* Available data *
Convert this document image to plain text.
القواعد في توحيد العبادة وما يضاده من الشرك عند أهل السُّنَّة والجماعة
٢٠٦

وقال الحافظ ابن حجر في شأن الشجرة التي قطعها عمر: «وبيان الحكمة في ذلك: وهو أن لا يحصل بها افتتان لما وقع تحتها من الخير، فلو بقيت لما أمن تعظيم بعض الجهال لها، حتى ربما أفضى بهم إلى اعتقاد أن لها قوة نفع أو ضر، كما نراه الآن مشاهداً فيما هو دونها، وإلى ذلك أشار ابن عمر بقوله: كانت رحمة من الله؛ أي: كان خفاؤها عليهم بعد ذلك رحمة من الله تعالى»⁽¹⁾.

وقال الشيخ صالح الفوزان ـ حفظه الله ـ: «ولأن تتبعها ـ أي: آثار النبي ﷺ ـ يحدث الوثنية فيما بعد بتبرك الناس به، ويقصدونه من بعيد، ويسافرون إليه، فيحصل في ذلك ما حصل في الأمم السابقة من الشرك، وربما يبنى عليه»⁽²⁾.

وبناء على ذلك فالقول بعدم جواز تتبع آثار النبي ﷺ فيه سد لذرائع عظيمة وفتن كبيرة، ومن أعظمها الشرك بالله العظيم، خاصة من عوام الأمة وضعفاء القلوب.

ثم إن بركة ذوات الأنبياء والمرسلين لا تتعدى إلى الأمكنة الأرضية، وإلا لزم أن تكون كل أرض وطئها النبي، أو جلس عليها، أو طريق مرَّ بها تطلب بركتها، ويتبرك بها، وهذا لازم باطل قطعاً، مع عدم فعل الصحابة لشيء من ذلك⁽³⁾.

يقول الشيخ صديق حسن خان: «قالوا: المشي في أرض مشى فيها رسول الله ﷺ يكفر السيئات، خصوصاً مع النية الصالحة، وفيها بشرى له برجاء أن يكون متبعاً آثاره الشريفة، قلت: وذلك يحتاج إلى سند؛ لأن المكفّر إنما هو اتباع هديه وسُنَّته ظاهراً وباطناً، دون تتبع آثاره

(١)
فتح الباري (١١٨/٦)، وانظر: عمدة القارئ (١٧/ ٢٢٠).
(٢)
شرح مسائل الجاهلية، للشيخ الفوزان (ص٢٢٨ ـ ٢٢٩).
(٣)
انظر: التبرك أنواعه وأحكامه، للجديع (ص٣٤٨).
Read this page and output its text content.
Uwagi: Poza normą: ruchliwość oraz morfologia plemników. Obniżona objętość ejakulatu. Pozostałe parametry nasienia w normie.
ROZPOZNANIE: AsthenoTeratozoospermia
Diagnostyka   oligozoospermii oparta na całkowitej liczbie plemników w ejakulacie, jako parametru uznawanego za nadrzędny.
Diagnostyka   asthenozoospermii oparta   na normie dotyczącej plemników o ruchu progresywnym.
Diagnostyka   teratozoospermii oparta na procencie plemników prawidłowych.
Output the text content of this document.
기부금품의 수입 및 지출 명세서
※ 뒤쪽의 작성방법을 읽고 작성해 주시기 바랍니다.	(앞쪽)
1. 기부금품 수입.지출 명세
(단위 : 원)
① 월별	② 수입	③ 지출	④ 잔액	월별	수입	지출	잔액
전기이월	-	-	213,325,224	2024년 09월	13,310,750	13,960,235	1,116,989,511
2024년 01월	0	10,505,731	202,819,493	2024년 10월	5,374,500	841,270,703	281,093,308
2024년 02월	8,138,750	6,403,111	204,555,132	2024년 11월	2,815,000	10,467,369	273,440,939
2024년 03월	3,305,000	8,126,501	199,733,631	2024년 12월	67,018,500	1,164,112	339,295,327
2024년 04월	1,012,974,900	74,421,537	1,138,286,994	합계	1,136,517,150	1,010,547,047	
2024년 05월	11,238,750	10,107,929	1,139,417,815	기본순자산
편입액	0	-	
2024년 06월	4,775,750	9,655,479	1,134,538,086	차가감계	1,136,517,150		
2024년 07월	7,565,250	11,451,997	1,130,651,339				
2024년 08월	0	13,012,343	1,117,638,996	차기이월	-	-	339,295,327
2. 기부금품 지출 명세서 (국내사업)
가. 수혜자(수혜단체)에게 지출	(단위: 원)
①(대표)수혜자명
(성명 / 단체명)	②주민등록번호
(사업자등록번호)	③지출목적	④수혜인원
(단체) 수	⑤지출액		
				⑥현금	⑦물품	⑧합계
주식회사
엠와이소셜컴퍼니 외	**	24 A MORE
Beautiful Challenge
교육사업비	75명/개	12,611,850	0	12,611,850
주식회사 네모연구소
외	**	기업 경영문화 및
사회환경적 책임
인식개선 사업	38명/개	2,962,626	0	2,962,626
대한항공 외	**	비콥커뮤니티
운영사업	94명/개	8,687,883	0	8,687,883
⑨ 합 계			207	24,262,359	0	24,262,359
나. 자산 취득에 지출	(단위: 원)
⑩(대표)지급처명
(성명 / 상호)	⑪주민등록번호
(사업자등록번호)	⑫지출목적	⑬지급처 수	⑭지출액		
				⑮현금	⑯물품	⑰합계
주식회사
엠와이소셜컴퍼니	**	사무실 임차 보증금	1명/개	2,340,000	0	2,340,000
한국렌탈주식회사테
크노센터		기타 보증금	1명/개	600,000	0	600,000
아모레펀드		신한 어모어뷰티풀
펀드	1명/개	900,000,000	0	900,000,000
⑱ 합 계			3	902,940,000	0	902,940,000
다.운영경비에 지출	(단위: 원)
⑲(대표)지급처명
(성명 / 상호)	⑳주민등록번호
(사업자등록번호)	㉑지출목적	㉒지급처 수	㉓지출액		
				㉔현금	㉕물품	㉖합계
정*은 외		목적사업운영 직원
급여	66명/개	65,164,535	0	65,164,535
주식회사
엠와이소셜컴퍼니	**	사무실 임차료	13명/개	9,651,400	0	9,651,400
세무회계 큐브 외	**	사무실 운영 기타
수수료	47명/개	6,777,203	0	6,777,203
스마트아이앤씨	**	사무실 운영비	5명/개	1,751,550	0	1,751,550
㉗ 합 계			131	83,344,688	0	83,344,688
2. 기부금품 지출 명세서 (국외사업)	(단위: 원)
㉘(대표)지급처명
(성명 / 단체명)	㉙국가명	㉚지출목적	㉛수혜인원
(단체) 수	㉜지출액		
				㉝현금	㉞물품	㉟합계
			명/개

* What is being asked *
Your task is to output all of the data above word for word.

* Task response *
Convert this document image to plain text.
القواعد في توحيد العبادة وما يضاده من الشرك عند أهل السُّنَّة والجماعة
٢٠٦

وقال الحافظ ابن حجر في شأن الشجرة التي قطعها عمر: «وبيان الحكمة في ذلك: وهو أن لا يحصل بها افتتان لما وقع تحتها من الخير، فلو بقيت لما أمن تعظيم بعض الجهال لها، حتى ربما أفضى بهم إلى اعتقاد أن لها قوة نفع أو ضر، كما نراه الآن مشاهداً فيما هو دونها، وإلى ذلك أشار ابن عمر بقوله: كانت رحمة من الله؛ أي: كان خفاؤها عليهم بعد ذلك رحمة من الله تعالى»⁽¹⁾.

وقال الشيخ صالح الفوزان ـ حفظه الله ـ: «ولأن تتبعها ـ أي: آثار النبي ﷺ ـ يحدث الوثنية فيما بعد بتبرك الناس به، ويقصدونه من بعيد، ويسافرون إليه، فيحصل في ذلك ما حصل في الأمم السابقة من الشرك، وربما يبنى عليه»⁽²⁾.

وبناء على ذلك فالقول بعدم جواز تتبع آثار النبي ﷺ فيه سد لذرائع عظيمة وفتن كبيرة، ومن أعظمها الشرك بالله العظيم، خاصة من عوام الأمة وضعفاء القلوب.

ثم إن بركة ذوات الأنبياء والمرسلين لا تتعدى إلى الأمكنة الأرضية، وإلا لزم أن تكون كل أرض وطئها النبي، أو جلس عليها، أو طريق مرَّ بها تطلب بركتها، ويتبرك بها، وهذا لازم باطل قطعاً، مع عدم فعل الصحابة لشيء من ذلك⁽³⁾.

يقول الشيخ صديق حسن خان: «قالوا: المشي في أرض مشى فيها رسول الله ﷺ يكفر السيئات، خصوصاً مع النية الصالحة، وفيها بشرى له برجاء أن يكون متبعاً آثاره الشريفة، قلت: وذلك يحتاج إلى سند؛ لأن المكفّر إنما هو اتباع هديه وسُنَّته ظاهراً وباطناً، دون تتبع آثاره

(١)
فتح الباري (١١٨/٦)، وانظر: عمدة القارئ (١٧/ ٢٢٠).
(٢)
شرح مسائل الجاهلية، للشيخ الفوزان (ص٢٢٨ ـ ٢٢٩).
(٣)
انظر: التبرك أنواعه وأحكامه، للجديع (ص٣٤٨).
Read this page and output its text content.
Uwagi: Poza normą: ruchliwość oraz morfologia plemników. Obniżona objętość ejakulatu. Pozostałe parametry nasienia w normie.
ROZPOZNANIE: AsthenoTeratozoospermia
Diagnostyka   oligozoospermii oparta na całkowitej liczbie plemników w ejakulacie, jako parametru uznawanego za nadrzędny.
Diagnostyka   asthenozoospermii oparta   na normie dotyczącej plemników o ruchu progresywnym.
Diagnostyka   teratozoospermii oparta na procencie plemników prawidłowych.
Output the text content of this document.
기부금품의 수입 및 지출 명세서
※ 뒤쪽의 작성방법을 읽고 작성해 주시기 바랍니다.	(앞쪽)
1. 기부금품 수입.지출 명세
(단위 : 원)
① 월별	② 수입	③ 지출	④ 잔액	월별	수입	지출	잔액
전기이월	-	-	213,325,224	2024년 09월	13,310,750	13,960,235	1,116,989,511
2024년 01월	0	10,505,731	202,819,493	2024년 10월	5,374,500	841,270,703	281,093,308
2024년 02월	8,138,750	6,403,111	204,555,132	2024년 11월	2,815,000	10,467,369	273,440,939
2024년 03월	3,305,000	8,126,501	199,733,631	2024년 12월	67,018,500	1,164,112	339,295,327
2024년 04월	1,012,974,900	74,421,537	1,138,286,994	합계	1,136,517,150	1,010,547,047	
2024년 05월	11,238,750	10,107,929	1,139,417,815	기본순자산
편입액	0	-	
2024년 06월	4,775,750	9,655,479	1,134,538,086	차가감계	1,136,517,150		
2024년 07월	7,565,250	11,451,997	1,130,651,339				
2024년 08월	0	13,012,343	1,117,638,996	차기이월	-	-	339,295,327
2. 기부금품 지출 명세서 (국내사업)
가. 수혜자(수혜단체)에게 지출	(단위: 원)
①(대표)수혜자명
(성명 / 단체명)	②주민등록번호
(사업자등록번호)	③지출목적	④수혜인원
(단체) 수	⑤지출액		
				⑥현금	⑦물품	⑧합계
주식회사
엠와이소셜컴퍼니 외	**	24 A MORE
Beautiful Challenge
교육사업비	75명/개	12,611,850	0	12,611,850
주식회사 네모연구소
외	**	기업 경영문화 및
사회환경적 책임
인식개선 사업	38명/개	2,962,626	0	2,962,626
대한항공 외	**	비콥커뮤니티
운영사업	94명/개	8,687,883	0	8,687,883
⑨ 합 계			207	24,262,359	0	24,262,359
나. 자산 취득에 지출	(단위: 원)
⑩(대표)지급처명
(성명 / 상호)	⑪주민등록번호
(사업자등록번호)	⑫지출목적	⑬지급처 수	⑭지출액		
				⑮현금	⑯물품	⑰합계
주식회사
엠와이소셜컴퍼니	**	사무실 임차 보증금	1명/개	2,340,000	0	2,340,000
한국렌탈주식회사테
크노센터		기타 보증금	1명/개	600,000	0	600,000
아모레펀드		신한 어모어뷰티풀
펀드	1명/개	900,000,000	0	900,000,000
⑱ 합 계			3	902,940,000	0	902,940,000
다.운영경비에 지출	(단위: 원)
⑲(대표)지급처명
(성명 / 상호)	⑳주민등록번호
(사업자등록번호)	㉑지출목적	㉒지급처 수	㉓지출액		
				㉔현금	㉕물품	㉖합계
정*은 외		목적사업운영 직원
급여	66명/개	65,164,535	0	65,164,535
주식회사
엠와이소셜컴퍼니	**	사무실 임차료	13명/개	9,651,400	0	9,651,400
세무회계 큐브 외	**	사무실 운영 기타
수수료	47명/개	6,777,203	0	6,777,203
스마트아이앤씨	**	사무실 운영비	5명/개	1,751,550	0	1,751,550
㉗ 합 계			131	83,344,688	0	83,344,688
2. 기부금품 지출 명세서 (국외사업)	(단위: 원)
㉘(대표)지급처명
(성명 / 단체명)	㉙국가명	㉚지출목적	㉛수혜인원
(단체) 수	㉜지출액		
				㉝현금	㉞물품	㉟합계
			명/개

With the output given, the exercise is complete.